◆ What is being asked: Below are entries to be transcribed exactly; exclude the pictures from the copy.

◆ Given data:
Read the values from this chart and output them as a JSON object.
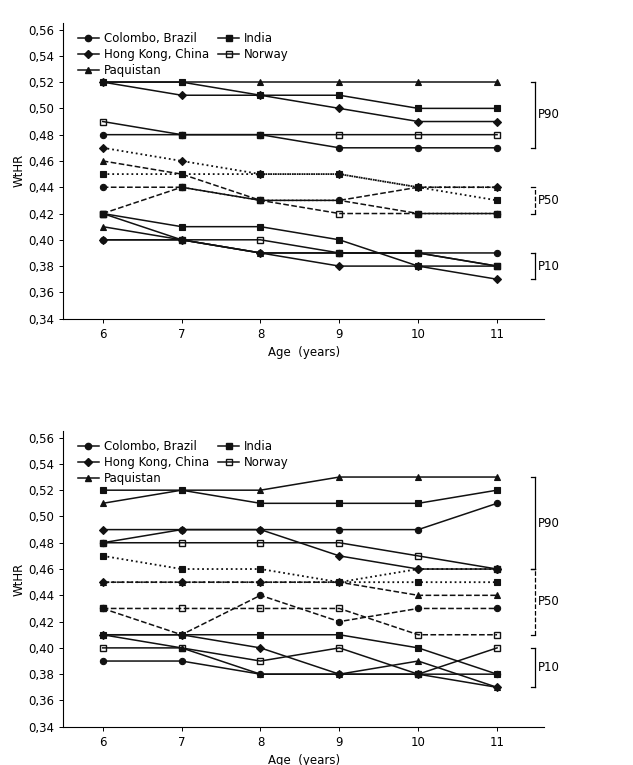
{
  "ages": [
    6,
    7,
    8,
    9,
    10,
    11
  ],
  "top_chart": {
    "P90": {
      "Colombo_Brazil": [
        0.48,
        0.48,
        0.48,
        0.47,
        0.47,
        0.47
      ],
      "Hong_Kong_China": [
        0.52,
        0.51,
        0.51,
        0.5,
        0.49,
        0.49
      ],
      "Paquistan": [
        0.52,
        0.52,
        0.52,
        0.52,
        0.52,
        0.52
      ],
      "India": [
        0.52,
        0.52,
        0.51,
        0.51,
        0.5,
        0.5
      ],
      "Norway": [
        0.49,
        0.48,
        0.48,
        0.48,
        0.48,
        0.48
      ]
    },
    "P50": {
      "Colombo_Brazil": [
        0.44,
        0.44,
        0.43,
        0.43,
        0.42,
        0.42
      ],
      "Hong_Kong_China": [
        0.47,
        0.46,
        0.45,
        0.45,
        0.44,
        0.44
      ],
      "Paquistan": [
        0.46,
        0.45,
        0.43,
        0.43,
        0.44,
        0.44
      ],
      "India": [
        0.45,
        0.45,
        0.45,
        0.45,
        0.44,
        0.43
      ],
      "Norway": [
        0.42,
        0.44,
        0.43,
        0.42,
        0.42,
        0.42
      ]
    },
    "P10": {
      "Colombo_Brazil": [
        0.4,
        0.4,
        0.39,
        0.39,
        0.39,
        0.39
      ],
      "Hong_Kong_China": [
        0.4,
        0.4,
        0.39,
        0.38,
        0.38,
        0.37
      ],
      "Paquistan": [
        0.41,
        0.4,
        0.39,
        0.39,
        0.39,
        0.38
      ],
      "India": [
        0.42,
        0.41,
        0.41,
        0.4,
        0.38,
        0.38
      ],
      "Norway": [
        0.42,
        0.4,
        0.4,
        0.39,
        0.39,
        0.38
      ]
    }
  },
  "bottom_chart": {
    "P90": {
      "Colombo_Brazil": [
        0.48,
        0.49,
        0.49,
        0.49,
        0.49,
        0.51
      ],
      "Hong_Kong_China": [
        0.49,
        0.49,
        0.49,
        0.47,
        0.46,
        0.46
      ],
      "Paquistan": [
        0.51,
        0.52,
        0.52,
        0.53,
        0.53,
        0.53
      ],
      "India": [
        0.52,
        0.52,
        0.51,
        0.51,
        0.51,
        0.52
      ],
      "Norway": [
        0.48,
        0.48,
        0.48,
        0.48,
        0.47,
        0.46
      ]
    },
    "P50": {
      "Colombo_Brazil": [
        0.43,
        0.41,
        0.44,
        0.42,
        0.43,
        0.43
      ],
      "Hong_Kong_China": [
        0.45,
        0.45,
        0.45,
        0.45,
        0.46,
        0.46
      ],
      "Paquistan": [
        0.45,
        0.45,
        0.45,
        0.45,
        0.44,
        0.44
      ],
      "India": [
        0.47,
        0.46,
        0.46,
        0.45,
        0.45,
        0.45
      ],
      "Norway": [
        0.43,
        0.43,
        0.43,
        0.43,
        0.41,
        0.41
      ]
    },
    "P10": {
      "Colombo_Brazil": [
        0.39,
        0.39,
        0.38,
        0.38,
        0.38,
        0.38
      ],
      "Hong_Kong_China": [
        0.41,
        0.41,
        0.4,
        0.38,
        0.38,
        0.37
      ],
      "Paquistan": [
        0.41,
        0.4,
        0.38,
        0.38,
        0.39,
        0.37
      ],
      "India": [
        0.41,
        0.41,
        0.41,
        0.41,
        0.4,
        0.38
      ],
      "Norway": [
        0.4,
        0.4,
        0.39,
        0.4,
        0.38,
        0.4
      ]
    }
  },
  "series_keys": [
    "Colombo_Brazil",
    "Hong_Kong_China",
    "Paquistan",
    "India",
    "Norway"
  ],
  "markers": {
    "Colombo_Brazil": "o",
    "Hong_Kong_China": "D",
    "Paquistan": "^",
    "India": "s",
    "Norway": "s"
  },
  "legend_labels": {
    "Colombo_Brazil": "Colombo, Brazil",
    "Hong_Kong_China": "Hong Kong, China",
    "Paquistan": "Paquistan",
    "India": "India",
    "Norway": "Norway"
  },
  "p50_linestyle": {
    "Colombo_Brazil": "--",
    "Hong_Kong_China": ":",
    "Paquistan": "--",
    "India": ":",
    "Norway": "--"
  },
  "ylabel": "WtHR",
  "xlabel": "Age  (years)",
  "ylim": [
    0.34,
    0.565
  ],
  "yticks": [
    0.34,
    0.36,
    0.38,
    0.4,
    0.42,
    0.44,
    0.46,
    0.48,
    0.5,
    0.52,
    0.54,
    0.56
  ],
  "color": "#111111",
  "fontsize": 8.5,
  "markersize": 4.5
}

◆ Worked answer:
Read the values from this chart and output them as a JSON object.
{
  "ages": [
    6,
    7,
    8,
    9,
    10,
    11
  ],
  "top_chart": {
    "P90": {
      "Colombo_Brazil": [
        0.48,
        0.48,
        0.48,
        0.47,
        0.47,
        0.47
      ],
      "Hong_Kong_China": [
        0.52,
        0.51,
        0.51,
        0.5,
        0.49,
        0.49
      ],
      "Paquistan": [
        0.52,
        0.52,
        0.52,
        0.52,
        0.52,
        0.52
      ],
      "India": [
        0.52,
        0.52,
        0.51,
        0.51,
        0.5,
        0.5
      ],
      "Norway": [
        0.49,
        0.48,
        0.48,
        0.48,
        0.48,
        0.48
      ]
    },
    "P50": {
      "Colombo_Brazil": [
        0.44,
        0.44,
        0.43,
        0.43,
        0.42,
        0.42
      ],
      "Hong_Kong_China": [
        0.47,
        0.46,
        0.45,
        0.45,
        0.44,
        0.44
      ],
      "Paquistan": [
        0.46,
        0.45,
        0.43,
        0.43,
        0.44,
        0.44
      ],
      "India": [
        0.45,
        0.45,
        0.45,
        0.45,
        0.44,
        0.43
      ],
      "Norway": [
        0.42,
        0.44,
        0.43,
        0.42,
        0.42,
        0.42
      ]
    },
    "P10": {
      "Colombo_Brazil": [
        0.4,
        0.4,
        0.39,
        0.39,
        0.39,
        0.39
      ],
      "Hong_Kong_China": [
        0.4,
        0.4,
        0.39,
        0.38,
        0.38,
        0.37
      ],
      "Paquistan": [
        0.41,
        0.4,
        0.39,
        0.39,
        0.39,
        0.38
      ],
      "India": [
        0.42,
        0.41,
        0.41,
        0.4,
        0.38,
        0.38
      ],
      "Norway": [
        0.42,
        0.4,
        0.4,
        0.39,
        0.39,
        0.38
      ]
    }
  },
  "bottom_chart": {
    "P90": {
      "Colombo_Brazil": [
        0.48,
        0.49,
        0.49,
        0.49,
        0.49,
        0.51
      ],
      "Hong_Kong_China": [
        0.49,
        0.49,
        0.49,
        0.47,
        0.46,
        0.46
      ],
      "Paquistan": [
        0.51,
        0.52,
        0.52,
        0.53,
        0.53,
        0.53
      ],
      "India": [
        0.52,
        0.52,
        0.51,
        0.51,
        0.51,
        0.52
      ],
      "Norway": [
        0.48,
        0.48,
        0.48,
        0.48,
        0.47,
        0.46
      ]
    },
    "P50": {
      "Colombo_Brazil": [
        0.43,
        0.41,
        0.44,
        0.42,
        0.43,
        0.43
      ],
      "Hong_Kong_China": [
        0.45,
        0.45,
        0.45,
        0.45,
        0.46,
        0.46
      ],
      "Paquistan": [
        0.45,
        0.45,
        0.45,
        0.45,
        0.44,
        0.44
      ],
      "India": [
        0.47,
        0.46,
        0.46,
        0.45,
        0.45,
        0.45
      ],
      "Norway": [
        0.43,
        0.43,
        0.43,
        0.43,
        0.41,
        0.41
      ]
    },
    "P10": {
      "Colombo_Brazil": [
        0.39,
        0.39,
        0.38,
        0.38,
        0.38,
        0.38
      ],
      "Hong_Kong_China": [
        0.41,
        0.41,
        0.4,
        0.38,
        0.38,
        0.37
      ],
      "Paquistan": [
        0.41,
        0.4,
        0.38,
        0.38,
        0.39,
        0.37
      ],
      "India": [
        0.41,
        0.41,
        0.41,
        0.41,
        0.4,
        0.38
      ],
      "Norway": [
        0.4,
        0.4,
        0.39,
        0.4,
        0.38,
        0.4
      ]
    }
  },
  "series_keys": [
    "Colombo_Brazil",
    "Hong_Kong_China",
    "Paquistan",
    "India",
    "Norway"
  ],
  "markers": {
    "Colombo_Brazil": "o",
    "Hong_Kong_China": "D",
    "Paquistan": "^",
    "India": "s",
    "Norway": "s"
  },
  "legend_labels": {
    "Colombo_Brazil": "Colombo, Brazil",
    "Hong_Kong_China": "Hong Kong, China",
    "Paquistan": "Paquistan",
    "India": "India",
    "Norway": "Norway"
  },
  "p50_linestyle": {
    "Colombo_Brazil": "--",
    "Hong_Kong_China": ":",
    "Paquistan": "--",
    "India": ":",
    "Norway": "--"
  },
  "ylabel": "WtHR",
  "xlabel": "Age  (years)",
  "ylim": [
    0.34,
    0.565
  ],
  "yticks": [
    0.34,
    0.36,
    0.38,
    0.4,
    0.42,
    0.44,
    0.46,
    0.48,
    0.5,
    0.52,
    0.54,
    0.56
  ],
  "color": "#111111",
  "fontsize": 8.5,
  "markersize": 4.5
}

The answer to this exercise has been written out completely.